_REQUIREMENTS_:
In the entries, find all lines that hold the word "name" and copy them.

◆ ◆ ◆

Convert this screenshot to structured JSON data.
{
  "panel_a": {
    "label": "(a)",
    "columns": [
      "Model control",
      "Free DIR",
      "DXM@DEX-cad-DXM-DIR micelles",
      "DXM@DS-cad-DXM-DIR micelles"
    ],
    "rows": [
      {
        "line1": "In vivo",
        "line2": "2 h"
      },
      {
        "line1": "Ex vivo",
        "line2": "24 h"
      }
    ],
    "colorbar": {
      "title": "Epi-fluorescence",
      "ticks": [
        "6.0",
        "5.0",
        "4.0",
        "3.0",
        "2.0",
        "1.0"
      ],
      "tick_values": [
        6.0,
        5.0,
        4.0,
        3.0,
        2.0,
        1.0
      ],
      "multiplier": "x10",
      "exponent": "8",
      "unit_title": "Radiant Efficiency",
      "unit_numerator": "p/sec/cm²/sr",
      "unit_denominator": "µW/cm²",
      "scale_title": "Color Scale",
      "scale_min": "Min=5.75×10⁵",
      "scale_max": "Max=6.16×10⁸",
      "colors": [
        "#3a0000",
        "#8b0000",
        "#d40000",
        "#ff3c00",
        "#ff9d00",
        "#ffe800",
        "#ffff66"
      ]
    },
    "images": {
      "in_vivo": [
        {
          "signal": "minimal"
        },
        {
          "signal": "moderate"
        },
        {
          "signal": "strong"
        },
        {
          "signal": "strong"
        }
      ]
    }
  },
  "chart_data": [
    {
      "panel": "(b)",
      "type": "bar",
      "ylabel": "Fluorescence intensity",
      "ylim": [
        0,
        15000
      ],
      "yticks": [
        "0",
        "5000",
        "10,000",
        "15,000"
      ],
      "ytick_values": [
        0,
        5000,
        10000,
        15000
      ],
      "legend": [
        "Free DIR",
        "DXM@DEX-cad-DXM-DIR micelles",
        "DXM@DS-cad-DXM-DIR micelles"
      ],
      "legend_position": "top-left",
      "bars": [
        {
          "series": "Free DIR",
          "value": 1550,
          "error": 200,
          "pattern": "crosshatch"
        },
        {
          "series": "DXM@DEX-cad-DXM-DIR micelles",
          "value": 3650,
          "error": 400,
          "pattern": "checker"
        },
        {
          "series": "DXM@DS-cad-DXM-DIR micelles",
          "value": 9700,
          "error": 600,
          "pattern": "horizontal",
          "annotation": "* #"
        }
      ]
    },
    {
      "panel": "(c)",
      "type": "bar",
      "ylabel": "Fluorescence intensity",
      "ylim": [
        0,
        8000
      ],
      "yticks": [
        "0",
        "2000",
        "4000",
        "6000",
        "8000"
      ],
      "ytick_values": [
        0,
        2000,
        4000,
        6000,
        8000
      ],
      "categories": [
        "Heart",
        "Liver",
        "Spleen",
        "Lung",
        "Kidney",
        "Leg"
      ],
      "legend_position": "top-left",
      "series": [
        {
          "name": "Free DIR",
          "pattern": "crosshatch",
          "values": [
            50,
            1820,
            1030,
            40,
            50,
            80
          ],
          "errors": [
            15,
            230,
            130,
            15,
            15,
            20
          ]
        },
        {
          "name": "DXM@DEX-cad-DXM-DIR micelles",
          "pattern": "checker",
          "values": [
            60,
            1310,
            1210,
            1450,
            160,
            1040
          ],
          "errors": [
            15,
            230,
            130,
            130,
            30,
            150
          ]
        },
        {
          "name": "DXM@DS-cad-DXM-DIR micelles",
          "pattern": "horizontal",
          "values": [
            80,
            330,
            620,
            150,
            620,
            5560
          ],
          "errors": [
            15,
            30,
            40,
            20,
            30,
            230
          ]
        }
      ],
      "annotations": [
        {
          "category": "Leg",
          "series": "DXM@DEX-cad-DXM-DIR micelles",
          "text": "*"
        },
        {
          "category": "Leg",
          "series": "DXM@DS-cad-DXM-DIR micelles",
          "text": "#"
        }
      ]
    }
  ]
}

◆ ◆ ◆

_RESPONSE TO THE TASK_:
          "name": "Free DIR",
          "name": "DXM@DEX-cad-DXM-DIR micelles",
          "name": "DXM@DS-cad-DXM-DIR micelles",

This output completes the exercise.